DIRECTION
Track down every line below that holds "this" and copy it.

AVAILABLE DATA
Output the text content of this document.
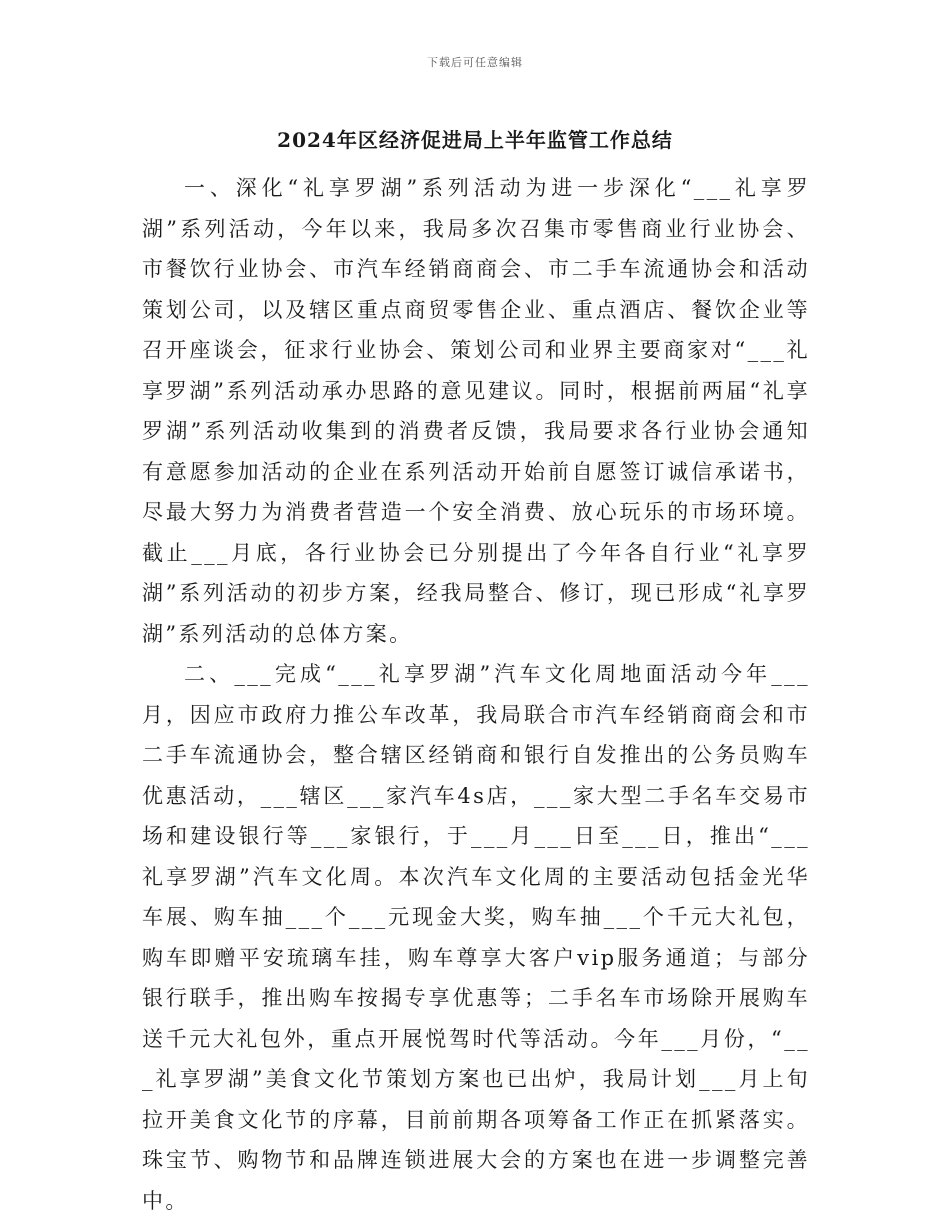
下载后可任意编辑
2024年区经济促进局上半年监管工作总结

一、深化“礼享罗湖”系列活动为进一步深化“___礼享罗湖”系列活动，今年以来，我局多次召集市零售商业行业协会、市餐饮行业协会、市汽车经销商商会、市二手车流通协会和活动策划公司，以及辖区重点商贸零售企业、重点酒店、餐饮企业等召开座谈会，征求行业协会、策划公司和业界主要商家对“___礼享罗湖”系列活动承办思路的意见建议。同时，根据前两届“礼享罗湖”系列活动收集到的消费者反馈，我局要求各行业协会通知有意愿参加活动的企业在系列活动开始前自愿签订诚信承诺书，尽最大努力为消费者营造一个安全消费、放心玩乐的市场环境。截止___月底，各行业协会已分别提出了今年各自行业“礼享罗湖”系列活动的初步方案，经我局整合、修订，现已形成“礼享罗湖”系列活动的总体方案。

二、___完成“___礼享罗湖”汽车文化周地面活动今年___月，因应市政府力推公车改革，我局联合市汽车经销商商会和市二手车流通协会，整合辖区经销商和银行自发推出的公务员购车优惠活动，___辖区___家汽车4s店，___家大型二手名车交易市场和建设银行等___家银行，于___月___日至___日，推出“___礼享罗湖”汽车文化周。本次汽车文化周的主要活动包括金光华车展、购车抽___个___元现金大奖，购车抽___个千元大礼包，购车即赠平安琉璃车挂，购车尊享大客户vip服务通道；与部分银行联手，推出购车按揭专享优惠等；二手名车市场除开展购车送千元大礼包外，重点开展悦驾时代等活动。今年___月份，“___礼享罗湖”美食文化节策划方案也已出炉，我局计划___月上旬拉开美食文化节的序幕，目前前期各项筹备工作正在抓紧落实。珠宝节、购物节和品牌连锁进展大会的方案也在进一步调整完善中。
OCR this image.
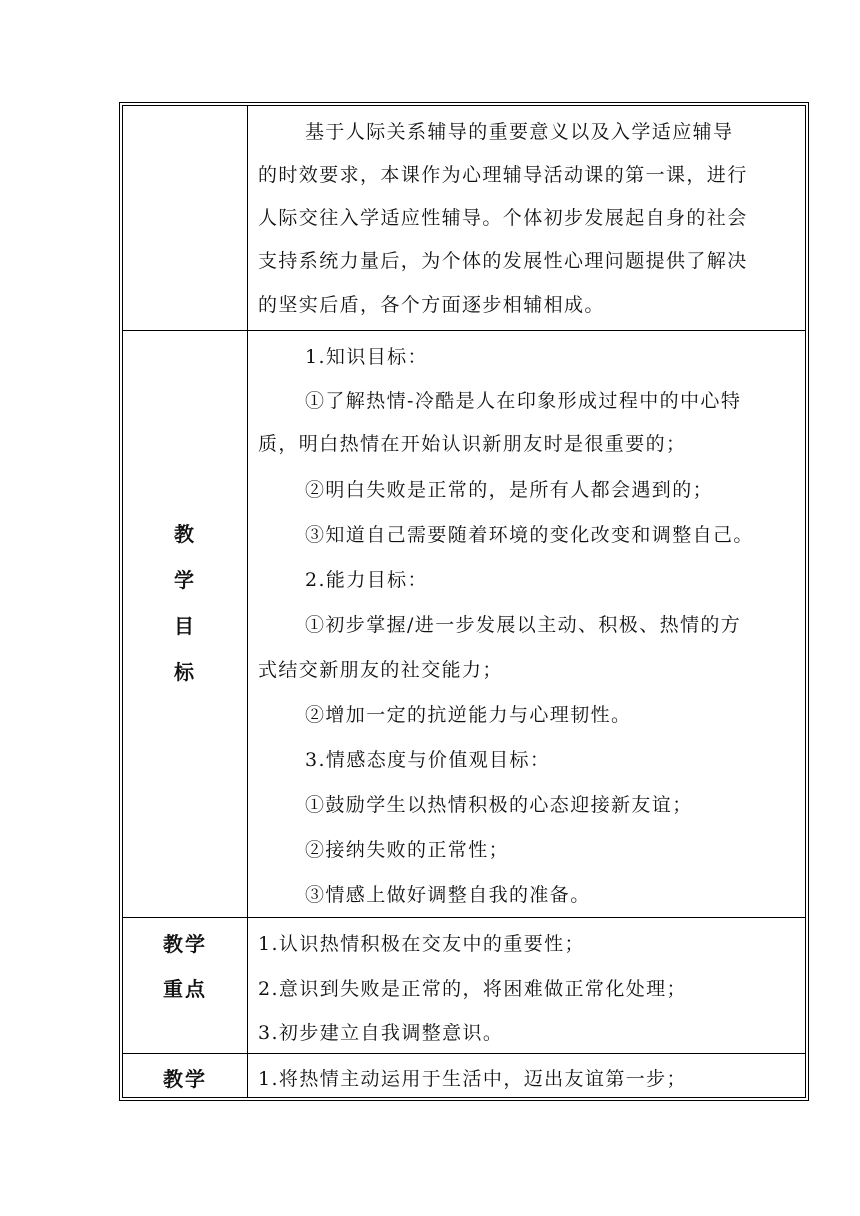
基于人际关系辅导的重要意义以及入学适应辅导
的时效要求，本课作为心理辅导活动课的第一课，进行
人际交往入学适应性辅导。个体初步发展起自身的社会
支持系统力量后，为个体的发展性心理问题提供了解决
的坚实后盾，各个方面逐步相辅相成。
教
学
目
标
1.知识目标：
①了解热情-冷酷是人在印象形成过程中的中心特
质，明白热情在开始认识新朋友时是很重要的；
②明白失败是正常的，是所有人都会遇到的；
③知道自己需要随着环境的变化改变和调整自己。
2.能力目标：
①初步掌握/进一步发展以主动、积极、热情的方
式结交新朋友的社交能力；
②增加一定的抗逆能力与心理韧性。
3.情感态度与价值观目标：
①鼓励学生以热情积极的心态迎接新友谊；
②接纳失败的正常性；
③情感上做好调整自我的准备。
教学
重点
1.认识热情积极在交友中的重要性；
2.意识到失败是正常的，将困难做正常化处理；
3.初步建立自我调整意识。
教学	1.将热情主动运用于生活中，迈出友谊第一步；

COMPLETE OUTPUT
Output the text content of this document.
OCR this image.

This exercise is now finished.